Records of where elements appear
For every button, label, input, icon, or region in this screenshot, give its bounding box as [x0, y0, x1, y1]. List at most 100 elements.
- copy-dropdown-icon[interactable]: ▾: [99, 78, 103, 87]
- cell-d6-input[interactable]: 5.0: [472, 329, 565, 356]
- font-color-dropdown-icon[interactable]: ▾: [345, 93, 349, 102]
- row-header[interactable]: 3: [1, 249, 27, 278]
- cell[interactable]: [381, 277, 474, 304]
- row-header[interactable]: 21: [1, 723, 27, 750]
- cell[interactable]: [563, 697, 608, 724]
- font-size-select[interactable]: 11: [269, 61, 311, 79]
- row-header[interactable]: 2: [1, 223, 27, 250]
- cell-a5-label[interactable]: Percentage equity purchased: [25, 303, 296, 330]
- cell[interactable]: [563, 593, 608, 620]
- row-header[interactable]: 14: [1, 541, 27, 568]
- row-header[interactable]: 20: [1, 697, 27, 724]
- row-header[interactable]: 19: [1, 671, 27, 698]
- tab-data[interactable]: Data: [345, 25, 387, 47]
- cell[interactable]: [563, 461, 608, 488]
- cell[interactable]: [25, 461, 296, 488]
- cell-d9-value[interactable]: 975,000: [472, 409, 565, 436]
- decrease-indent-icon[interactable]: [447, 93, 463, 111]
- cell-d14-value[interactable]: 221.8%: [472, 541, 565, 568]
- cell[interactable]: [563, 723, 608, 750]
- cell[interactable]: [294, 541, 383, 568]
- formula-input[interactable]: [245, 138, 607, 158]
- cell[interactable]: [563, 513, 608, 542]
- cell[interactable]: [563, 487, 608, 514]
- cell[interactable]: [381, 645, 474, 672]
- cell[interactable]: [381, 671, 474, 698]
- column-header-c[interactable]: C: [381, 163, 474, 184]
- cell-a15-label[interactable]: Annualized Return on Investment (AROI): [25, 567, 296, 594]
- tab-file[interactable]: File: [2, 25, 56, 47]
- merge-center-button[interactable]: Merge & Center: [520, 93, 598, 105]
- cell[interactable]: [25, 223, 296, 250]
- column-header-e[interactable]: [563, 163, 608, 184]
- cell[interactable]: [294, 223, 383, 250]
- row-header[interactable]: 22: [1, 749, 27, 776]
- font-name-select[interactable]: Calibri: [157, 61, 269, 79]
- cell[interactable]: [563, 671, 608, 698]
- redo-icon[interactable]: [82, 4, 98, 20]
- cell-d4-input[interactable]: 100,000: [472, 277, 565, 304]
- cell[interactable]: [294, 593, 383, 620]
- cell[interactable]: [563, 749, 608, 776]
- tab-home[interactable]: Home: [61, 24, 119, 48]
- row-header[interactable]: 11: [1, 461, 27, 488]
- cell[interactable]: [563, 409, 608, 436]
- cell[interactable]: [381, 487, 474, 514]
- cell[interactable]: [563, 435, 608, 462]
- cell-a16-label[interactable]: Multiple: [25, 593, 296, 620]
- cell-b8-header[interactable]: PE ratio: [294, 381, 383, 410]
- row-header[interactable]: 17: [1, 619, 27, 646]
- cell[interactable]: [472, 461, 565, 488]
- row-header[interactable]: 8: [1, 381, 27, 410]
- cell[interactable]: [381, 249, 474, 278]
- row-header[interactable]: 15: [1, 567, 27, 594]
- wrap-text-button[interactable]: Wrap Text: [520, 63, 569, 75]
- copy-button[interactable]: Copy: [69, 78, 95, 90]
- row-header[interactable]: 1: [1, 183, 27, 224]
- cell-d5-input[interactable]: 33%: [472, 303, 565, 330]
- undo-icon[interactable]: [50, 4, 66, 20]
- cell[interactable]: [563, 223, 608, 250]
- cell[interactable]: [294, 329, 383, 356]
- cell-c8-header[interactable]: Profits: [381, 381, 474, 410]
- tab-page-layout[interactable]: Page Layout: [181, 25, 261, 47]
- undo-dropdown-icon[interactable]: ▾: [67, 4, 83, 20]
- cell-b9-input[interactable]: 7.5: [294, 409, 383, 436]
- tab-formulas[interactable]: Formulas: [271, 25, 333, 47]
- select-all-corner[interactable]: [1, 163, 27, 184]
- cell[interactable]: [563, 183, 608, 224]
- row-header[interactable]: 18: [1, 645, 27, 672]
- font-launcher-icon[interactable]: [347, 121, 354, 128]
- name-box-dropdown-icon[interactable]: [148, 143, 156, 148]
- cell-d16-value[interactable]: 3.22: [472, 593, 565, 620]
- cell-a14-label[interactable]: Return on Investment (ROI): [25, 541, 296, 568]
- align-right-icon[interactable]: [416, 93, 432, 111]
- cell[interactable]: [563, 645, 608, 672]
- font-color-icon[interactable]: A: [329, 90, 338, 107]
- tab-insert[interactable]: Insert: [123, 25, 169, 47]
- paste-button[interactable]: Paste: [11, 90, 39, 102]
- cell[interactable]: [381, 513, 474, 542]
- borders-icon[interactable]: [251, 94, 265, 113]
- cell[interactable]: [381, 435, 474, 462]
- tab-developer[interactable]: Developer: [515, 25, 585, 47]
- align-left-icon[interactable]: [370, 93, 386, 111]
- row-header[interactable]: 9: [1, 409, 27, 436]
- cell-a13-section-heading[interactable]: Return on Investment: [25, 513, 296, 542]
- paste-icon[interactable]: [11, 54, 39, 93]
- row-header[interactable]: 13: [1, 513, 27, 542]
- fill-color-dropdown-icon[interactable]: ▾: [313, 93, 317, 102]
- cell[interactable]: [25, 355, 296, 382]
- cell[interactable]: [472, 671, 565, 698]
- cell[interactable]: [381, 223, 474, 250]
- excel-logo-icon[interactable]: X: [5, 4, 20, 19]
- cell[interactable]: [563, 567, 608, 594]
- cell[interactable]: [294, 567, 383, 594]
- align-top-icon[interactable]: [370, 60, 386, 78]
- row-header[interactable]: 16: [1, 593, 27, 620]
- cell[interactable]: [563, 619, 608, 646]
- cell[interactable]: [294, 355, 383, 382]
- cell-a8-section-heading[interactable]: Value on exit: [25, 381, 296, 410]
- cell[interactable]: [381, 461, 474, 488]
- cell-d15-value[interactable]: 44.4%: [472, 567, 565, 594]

Given exercise =
Copy out all of the records above word for word, keeping every line unchanged.

Problem solution =
For every button, label, input, icon, or region in this screenshot, give its bounding box as [x0, y0, x1, y1]. List at most 100 elements.
- copy-dropdown-icon[interactable]: ▾: [99, 78, 103, 87]
- cell-d6-input[interactable]: 5.0: [472, 329, 565, 356]
- font-color-dropdown-icon[interactable]: ▾: [345, 93, 349, 102]
- row-header[interactable]: 3: [1, 249, 27, 278]
- cell[interactable]: [381, 277, 474, 304]
- row-header[interactable]: 21: [1, 723, 27, 750]
- cell[interactable]: [563, 697, 608, 724]
- font-size-select[interactable]: 11: [269, 61, 311, 79]
- row-header[interactable]: 2: [1, 223, 27, 250]
- cell-a5-label[interactable]: Percentage equity purchased: [25, 303, 296, 330]
- cell[interactable]: [563, 593, 608, 620]
- row-header[interactable]: 14: [1, 541, 27, 568]
- row-header[interactable]: 20: [1, 697, 27, 724]
- row-header[interactable]: 19: [1, 671, 27, 698]
- tab-data[interactable]: Data: [345, 25, 387, 47]
- cell[interactable]: [563, 461, 608, 488]
- cell[interactable]: [25, 461, 296, 488]
- cell-d9-value[interactable]: 975,000: [472, 409, 565, 436]
- decrease-indent-icon[interactable]: [447, 93, 463, 111]
- cell-d14-value[interactable]: 221.8%: [472, 541, 565, 568]
- cell[interactable]: [563, 723, 608, 750]
- cell[interactable]: [294, 541, 383, 568]
- formula-input[interactable]: [245, 138, 607, 158]
- cell[interactable]: [563, 513, 608, 542]
- cell[interactable]: [563, 487, 608, 514]
- cell[interactable]: [381, 645, 474, 672]
- cell[interactable]: [381, 671, 474, 698]
- column-header-c[interactable]: C: [381, 163, 474, 184]
- cell-a15-label[interactable]: Annualized Return on Investment (AROI): [25, 567, 296, 594]
- tab-file[interactable]: File: [2, 25, 56, 47]
- merge-center-button[interactable]: Merge & Center: [520, 93, 598, 105]
- cell[interactable]: [25, 223, 296, 250]
- column-header-e[interactable]: [563, 163, 608, 184]
- cell[interactable]: [294, 223, 383, 250]
- row-header[interactable]: 22: [1, 749, 27, 776]
- font-name-select[interactable]: Calibri: [157, 61, 269, 79]
- cell[interactable]: [563, 671, 608, 698]
- redo-icon[interactable]: [82, 4, 98, 20]
- cell-d4-input[interactable]: 100,000: [472, 277, 565, 304]
- cell[interactable]: [294, 593, 383, 620]
- cell[interactable]: [563, 749, 608, 776]
- tab-home[interactable]: Home: [61, 24, 119, 48]
- row-header[interactable]: 11: [1, 461, 27, 488]
- cell[interactable]: [563, 409, 608, 436]
- cell[interactable]: [381, 487, 474, 514]
- cell[interactable]: [563, 435, 608, 462]
- cell-a16-label[interactable]: Multiple: [25, 593, 296, 620]
- cell-b8-header[interactable]: PE ratio: [294, 381, 383, 410]
- row-header[interactable]: 17: [1, 619, 27, 646]
- cell[interactable]: [472, 461, 565, 488]
- row-header[interactable]: 8: [1, 381, 27, 410]
- cell[interactable]: [381, 249, 474, 278]
- row-header[interactable]: 15: [1, 567, 27, 594]
- wrap-text-button[interactable]: Wrap Text: [520, 63, 569, 75]
- copy-button[interactable]: Copy: [69, 78, 95, 90]
- row-header[interactable]: 1: [1, 183, 27, 224]
- cell-d5-input[interactable]: 33%: [472, 303, 565, 330]
- undo-icon[interactable]: [50, 4, 66, 20]
- cell[interactable]: [563, 223, 608, 250]
- cell[interactable]: [294, 329, 383, 356]
- cell-c8-header[interactable]: Profits: [381, 381, 474, 410]
- tab-page-layout[interactable]: Page Layout: [181, 25, 261, 47]
- undo-dropdown-icon[interactable]: ▾: [67, 4, 83, 20]
- cell-b9-input[interactable]: 7.5: [294, 409, 383, 436]
- tab-formulas[interactable]: Formulas: [271, 25, 333, 47]
- select-all-corner[interactable]: [1, 163, 27, 184]
- cell[interactable]: [563, 183, 608, 224]
- row-header[interactable]: 18: [1, 645, 27, 672]
- font-launcher-icon[interactable]: [347, 121, 354, 128]
- name-box-dropdown-icon[interactable]: [148, 143, 156, 148]
- cell-d16-value[interactable]: 3.22: [472, 593, 565, 620]
- cell-a14-label[interactable]: Return on Investment (ROI): [25, 541, 296, 568]
- align-right-icon[interactable]: [416, 93, 432, 111]
- cell[interactable]: [563, 645, 608, 672]
- font-color-icon[interactable]: A: [329, 90, 338, 107]
- tab-insert[interactable]: Insert: [123, 25, 169, 47]
- paste-button[interactable]: Paste: [11, 90, 39, 102]
- cell[interactable]: [381, 513, 474, 542]
- borders-icon[interactable]: [251, 94, 265, 113]
- cell[interactable]: [381, 435, 474, 462]
- tab-developer[interactable]: Developer: [515, 25, 585, 47]
- align-left-icon[interactable]: [370, 93, 386, 111]
- row-header[interactable]: 9: [1, 409, 27, 436]
- cell-a13-section-heading[interactable]: Return on Investment: [25, 513, 296, 542]
- paste-icon[interactable]: [11, 54, 39, 93]
- row-header[interactable]: 13: [1, 513, 27, 542]
- fill-color-dropdown-icon[interactable]: ▾: [313, 93, 317, 102]
- cell[interactable]: [25, 355, 296, 382]
- cell[interactable]: [472, 671, 565, 698]
- cell[interactable]: [381, 223, 474, 250]
- excel-logo-icon[interactable]: X: [5, 4, 20, 19]
- cell[interactable]: [563, 567, 608, 594]
- cell[interactable]: [294, 567, 383, 594]
- align-top-icon[interactable]: [370, 60, 386, 78]
- row-header[interactable]: 16: [1, 593, 27, 620]
- cell[interactable]: [563, 619, 608, 646]
- cell[interactable]: [294, 355, 383, 382]
- cell-a8-section-heading[interactable]: Value on exit: [25, 381, 296, 410]
- cell[interactable]: [381, 461, 474, 488]
- cell-d15-value[interactable]: 44.4%: [472, 567, 565, 594]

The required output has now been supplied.